◆ Brief: Transcribe the passage on the CrowdStrike outage word for word, starting at "A full root-cause" and ending at "a Microsoft update.".

======== Text passage

Were financial institutions affected?

A number of financial institutions reported issues due to the outage, but the impact was fairly minimal. Charles Schwab posted on its website on the first day of the outage: “Due to a third-party, global, industry-wide issue, certain online functionality may be intermittently slow or unavailable. We’re actively monitoring the issue. Phone services may be disrupted and hold times may be longer than usual.” Other banks reportedly impacted by the outage included Wells Fargo, TD Bank, Barlcays and Metro Bank. Barclays said in the immediate aftermath that all of its services were “operating as normal at this time other than our digital investing platform Smart Investor, where customers are currently unable to manage their account in the app, Online Banking or over the phone.” Payments systems provided by Visa were also affected, with many supermarkets and other retailers unable to take card payments for an entire day. Other financial services firms invoked their crisis management committees to investigate, monitor and address the issue, resulting in many thousands of management hours being lost.

Was the CrowdStrike outage preventable?

A full root-cause analysis into the CrowdStrike incident is still underway, but the general consensus of IT experts discussing the incident on internet forums seems to be that it was an inevitable outcome of a digital monoculture, with many saying it could just as easily have happened with a Microsoft update.

An interesting point was raised in one Reddit thread discussing whether the right people are responsible for decision making when it comes to selecting IT/cloud vendors. The poster, who appeared to be a computer programmer, argued that the world has found itself in this predicament largely due to people-pleasing in the C-suite at major corporations. The poster argued that senior executives want a name they can recognise when discussing cyber security vendors – someone they can easily Google to find a positive review. They are reluctant to challenge the status quo, or to invest into protecting the firm from a threat that is unlikely to occur – however great the potential impact may be.

The interesting thing about the CrowdStrike incident is that it was so far reaching, but wasn’t created by a malicious attack. The consequences would have been far worse had it been caused by cyber criminals, and the incident has highlighted just how vulnerable cloud-based systems are. Selecting a trusted supplier with a good track record and millions of users may not be the go-to approach in future. Global credit rating agency DBRS said the outage may “raise regulatory questions about the oligopolistic nature of critical IT infrastructure globally and could impact the critical software industry landscape over the long term.”

================
======== Raw data

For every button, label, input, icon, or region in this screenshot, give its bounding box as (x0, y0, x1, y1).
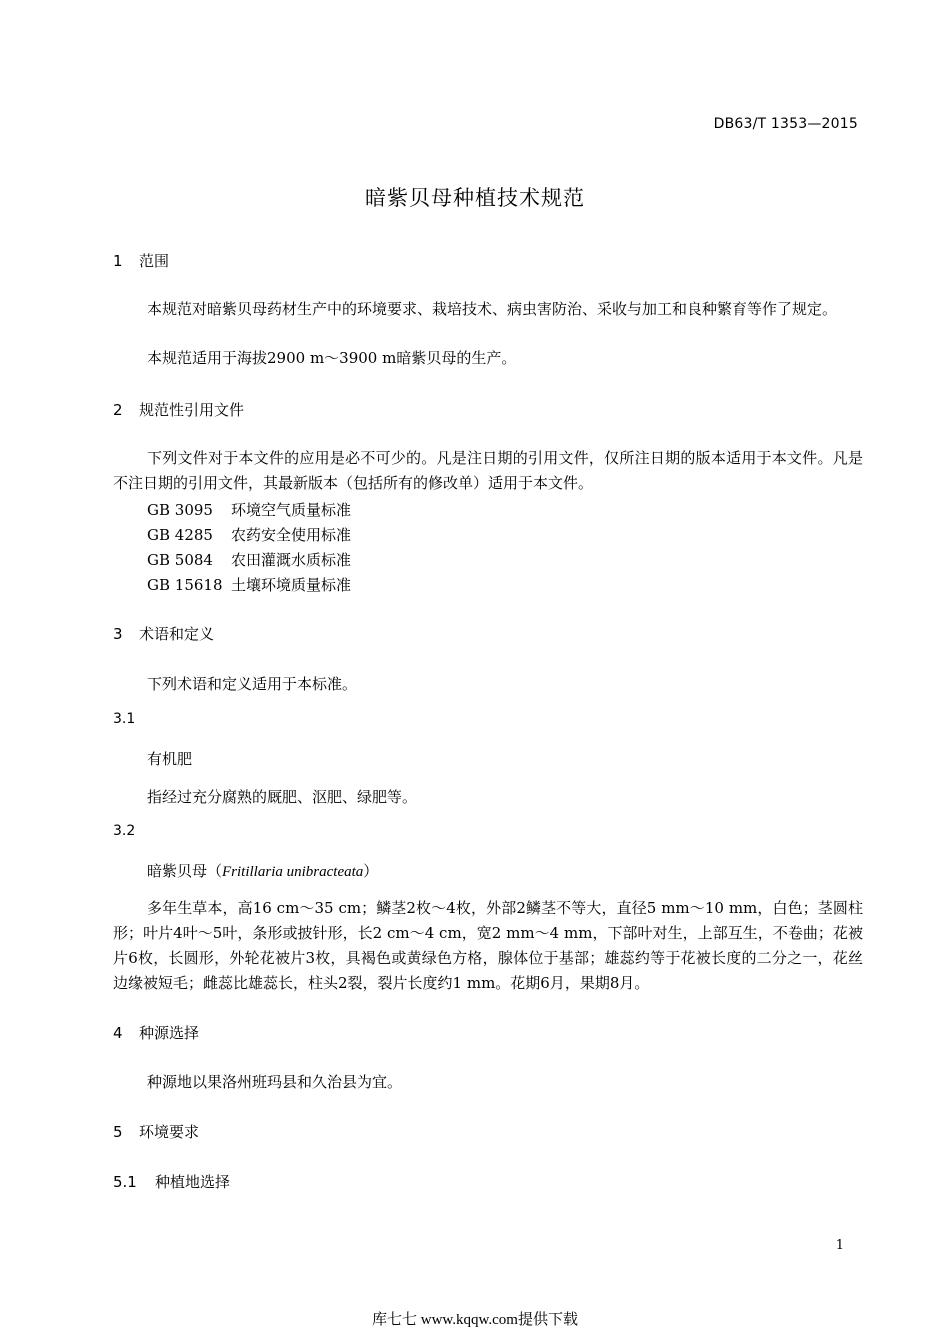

================

◆ Response to this exercise:
A full root-cause analysis into the CrowdStrike incident is still underway, but the general consensus of IT experts discussing the incident on internet forums seems to be that it was an inevitable outcome of a digital monoculture, with many saying it could just as easily have happened with a Microsoft update.